→ **DATA PROVIDED**
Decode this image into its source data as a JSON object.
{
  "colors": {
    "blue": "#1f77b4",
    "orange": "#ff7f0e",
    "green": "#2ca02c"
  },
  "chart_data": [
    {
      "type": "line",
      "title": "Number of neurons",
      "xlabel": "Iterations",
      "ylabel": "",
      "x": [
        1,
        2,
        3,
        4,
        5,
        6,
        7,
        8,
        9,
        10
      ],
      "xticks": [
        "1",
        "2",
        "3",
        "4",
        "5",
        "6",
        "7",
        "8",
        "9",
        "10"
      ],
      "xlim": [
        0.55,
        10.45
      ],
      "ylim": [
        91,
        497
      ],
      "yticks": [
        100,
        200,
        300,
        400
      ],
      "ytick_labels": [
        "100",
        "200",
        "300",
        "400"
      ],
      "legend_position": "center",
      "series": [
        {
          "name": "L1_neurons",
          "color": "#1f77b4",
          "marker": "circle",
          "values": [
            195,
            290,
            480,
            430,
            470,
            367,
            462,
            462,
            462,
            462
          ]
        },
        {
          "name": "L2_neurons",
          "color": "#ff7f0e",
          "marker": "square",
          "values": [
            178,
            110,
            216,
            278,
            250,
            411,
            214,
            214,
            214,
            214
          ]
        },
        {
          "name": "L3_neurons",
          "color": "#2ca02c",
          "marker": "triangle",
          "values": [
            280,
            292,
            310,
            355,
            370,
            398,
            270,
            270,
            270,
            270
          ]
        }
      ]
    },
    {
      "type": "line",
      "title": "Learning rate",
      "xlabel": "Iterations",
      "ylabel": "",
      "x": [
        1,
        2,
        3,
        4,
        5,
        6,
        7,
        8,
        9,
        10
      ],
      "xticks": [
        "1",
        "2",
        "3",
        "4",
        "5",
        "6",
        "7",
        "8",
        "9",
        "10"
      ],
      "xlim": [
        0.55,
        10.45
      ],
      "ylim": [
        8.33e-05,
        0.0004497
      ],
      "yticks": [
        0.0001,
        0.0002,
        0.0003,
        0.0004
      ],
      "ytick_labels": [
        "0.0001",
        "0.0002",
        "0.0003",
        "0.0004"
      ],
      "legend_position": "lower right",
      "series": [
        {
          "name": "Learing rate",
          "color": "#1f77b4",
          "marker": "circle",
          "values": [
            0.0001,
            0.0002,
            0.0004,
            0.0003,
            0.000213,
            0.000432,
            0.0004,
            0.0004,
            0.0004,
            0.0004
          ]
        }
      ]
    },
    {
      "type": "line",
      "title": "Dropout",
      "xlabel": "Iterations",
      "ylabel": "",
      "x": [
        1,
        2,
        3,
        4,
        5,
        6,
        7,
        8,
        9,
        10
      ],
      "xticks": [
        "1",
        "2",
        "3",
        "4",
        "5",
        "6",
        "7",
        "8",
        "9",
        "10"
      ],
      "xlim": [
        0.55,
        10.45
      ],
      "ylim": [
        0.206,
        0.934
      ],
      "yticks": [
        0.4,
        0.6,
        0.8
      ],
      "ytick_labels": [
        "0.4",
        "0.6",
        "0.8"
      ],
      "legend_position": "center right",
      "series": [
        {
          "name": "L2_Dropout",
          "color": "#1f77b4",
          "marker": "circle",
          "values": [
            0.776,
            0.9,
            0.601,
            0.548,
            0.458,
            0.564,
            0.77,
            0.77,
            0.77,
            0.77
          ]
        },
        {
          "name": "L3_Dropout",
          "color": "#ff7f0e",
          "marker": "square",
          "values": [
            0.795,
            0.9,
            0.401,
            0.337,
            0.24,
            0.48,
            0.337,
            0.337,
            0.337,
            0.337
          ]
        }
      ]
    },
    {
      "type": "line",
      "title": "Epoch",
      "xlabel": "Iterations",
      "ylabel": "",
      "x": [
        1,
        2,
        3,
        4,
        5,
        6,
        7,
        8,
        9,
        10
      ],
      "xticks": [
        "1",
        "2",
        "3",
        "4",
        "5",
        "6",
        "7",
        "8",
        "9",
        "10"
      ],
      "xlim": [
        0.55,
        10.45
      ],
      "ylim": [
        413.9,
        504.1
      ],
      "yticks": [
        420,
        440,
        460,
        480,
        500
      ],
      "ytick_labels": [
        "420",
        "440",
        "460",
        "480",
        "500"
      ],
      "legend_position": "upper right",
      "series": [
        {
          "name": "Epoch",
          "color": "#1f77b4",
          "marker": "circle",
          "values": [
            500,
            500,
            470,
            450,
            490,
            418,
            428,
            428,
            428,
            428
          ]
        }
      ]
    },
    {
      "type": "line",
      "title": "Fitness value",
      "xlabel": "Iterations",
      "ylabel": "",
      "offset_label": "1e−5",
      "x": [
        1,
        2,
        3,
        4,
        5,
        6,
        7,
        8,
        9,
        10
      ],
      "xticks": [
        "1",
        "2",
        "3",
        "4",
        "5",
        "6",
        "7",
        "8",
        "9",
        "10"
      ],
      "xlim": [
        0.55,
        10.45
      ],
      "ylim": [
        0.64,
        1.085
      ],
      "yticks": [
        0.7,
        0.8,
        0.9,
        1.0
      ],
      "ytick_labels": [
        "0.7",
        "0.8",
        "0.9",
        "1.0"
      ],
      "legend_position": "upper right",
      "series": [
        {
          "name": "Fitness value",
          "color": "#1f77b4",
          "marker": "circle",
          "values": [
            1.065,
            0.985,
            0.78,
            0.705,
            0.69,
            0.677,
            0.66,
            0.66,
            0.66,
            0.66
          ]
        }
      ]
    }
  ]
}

→ **DIRECTIVE**
Set every line of the listing down word for word.

→ **SOLUTION TO THE PROBLEM**
Decode this image into its source data as a JSON object.
{
  "colors": {
    "blue": "#1f77b4",
    "orange": "#ff7f0e",
    "green": "#2ca02c"
  },
  "chart_data": [
    {
      "type": "line",
      "title": "Number of neurons",
      "xlabel": "Iterations",
      "ylabel": "",
      "x": [
        1,
        2,
        3,
        4,
        5,
        6,
        7,
        8,
        9,
        10
      ],
      "xticks": [
        "1",
        "2",
        "3",
        "4",
        "5",
        "6",
        "7",
        "8",
        "9",
        "10"
      ],
      "xlim": [
        0.55,
        10.45
      ],
      "ylim": [
        91,
        497
      ],
      "yticks": [
        100,
        200,
        300,
        400
      ],
      "ytick_labels": [
        "100",
        "200",
        "300",
        "400"
      ],
      "legend_position": "center",
      "series": [
        {
          "name": "L1_neurons",
          "color": "#1f77b4",
          "marker": "circle",
          "values": [
            195,
            290,
            480,
            430,
            470,
            367,
            462,
            462,
            462,
            462
          ]
        },
        {
          "name": "L2_neurons",
          "color": "#ff7f0e",
          "marker": "square",
          "values": [
            178,
            110,
            216,
            278,
            250,
            411,
            214,
            214,
            214,
            214
          ]
        },
        {
          "name": "L3_neurons",
          "color": "#2ca02c",
          "marker": "triangle",
          "values": [
            280,
            292,
            310,
            355,
            370,
            398,
            270,
            270,
            270,
            270
          ]
        }
      ]
    },
    {
      "type": "line",
      "title": "Learning rate",
      "xlabel": "Iterations",
      "ylabel": "",
      "x": [
        1,
        2,
        3,
        4,
        5,
        6,
        7,
        8,
        9,
        10
      ],
      "xticks": [
        "1",
        "2",
        "3",
        "4",
        "5",
        "6",
        "7",
        "8",
        "9",
        "10"
      ],
      "xlim": [
        0.55,
        10.45
      ],
      "ylim": [
        8.33e-05,
        0.0004497
      ],
      "yticks": [
        0.0001,
        0.0002,
        0.0003,
        0.0004
      ],
      "ytick_labels": [
        "0.0001",
        "0.0002",
        "0.0003",
        "0.0004"
      ],
      "legend_position": "lower right",
      "series": [
        {
          "name": "Learing rate",
          "color": "#1f77b4",
          "marker": "circle",
          "values": [
            0.0001,
            0.0002,
            0.0004,
            0.0003,
            0.000213,
            0.000432,
            0.0004,
            0.0004,
            0.0004,
            0.0004
          ]
        }
      ]
    },
    {
      "type": "line",
      "title": "Dropout",
      "xlabel": "Iterations",
      "ylabel": "",
      "x": [
        1,
        2,
        3,
        4,
        5,
        6,
        7,
        8,
        9,
        10
      ],
      "xticks": [
        "1",
        "2",
        "3",
        "4",
        "5",
        "6",
        "7",
        "8",
        "9",
        "10"
      ],
      "xlim": [
        0.55,
        10.45
      ],
      "ylim": [
        0.206,
        0.934
      ],
      "yticks": [
        0.4,
        0.6,
        0.8
      ],
      "ytick_labels": [
        "0.4",
        "0.6",
        "0.8"
      ],
      "legend_position": "center right",
      "series": [
        {
          "name": "L2_Dropout",
          "color": "#1f77b4",
          "marker": "circle",
          "values": [
            0.776,
            0.9,
            0.601,
            0.548,
            0.458,
            0.564,
            0.77,
            0.77,
            0.77,
            0.77
          ]
        },
        {
          "name": "L3_Dropout",
          "color": "#ff7f0e",
          "marker": "square",
          "values": [
            0.795,
            0.9,
            0.401,
            0.337,
            0.24,
            0.48,
            0.337,
            0.337,
            0.337,
            0.337
          ]
        }
      ]
    },
    {
      "type": "line",
      "title": "Epoch",
      "xlabel": "Iterations",
      "ylabel": "",
      "x": [
        1,
        2,
        3,
        4,
        5,
        6,
        7,
        8,
        9,
        10
      ],
      "xticks": [
        "1",
        "2",
        "3",
        "4",
        "5",
        "6",
        "7",
        "8",
        "9",
        "10"
      ],
      "xlim": [
        0.55,
        10.45
      ],
      "ylim": [
        413.9,
        504.1
      ],
      "yticks": [
        420,
        440,
        460,
        480,
        500
      ],
      "ytick_labels": [
        "420",
        "440",
        "460",
        "480",
        "500"
      ],
      "legend_position": "upper right",
      "series": [
        {
          "name": "Epoch",
          "color": "#1f77b4",
          "marker": "circle",
          "values": [
            500,
            500,
            470,
            450,
            490,
            418,
            428,
            428,
            428,
            428
          ]
        }
      ]
    },
    {
      "type": "line",
      "title": "Fitness value",
      "xlabel": "Iterations",
      "ylabel": "",
      "offset_label": "1e−5",
      "x": [
        1,
        2,
        3,
        4,
        5,
        6,
        7,
        8,
        9,
        10
      ],
      "xticks": [
        "1",
        "2",
        "3",
        "4",
        "5",
        "6",
        "7",
        "8",
        "9",
        "10"
      ],
      "xlim": [
        0.55,
        10.45
      ],
      "ylim": [
        0.64,
        1.085
      ],
      "yticks": [
        0.7,
        0.8,
        0.9,
        1.0
      ],
      "ytick_labels": [
        "0.7",
        "0.8",
        "0.9",
        "1.0"
      ],
      "legend_position": "upper right",
      "series": [
        {
          "name": "Fitness value",
          "color": "#1f77b4",
          "marker": "circle",
          "values": [
            1.065,
            0.985,
            0.78,
            0.705,
            0.69,
            0.677,
            0.66,
            0.66,
            0.66,
            0.66
          ]
        }
      ]
    }
  ]
}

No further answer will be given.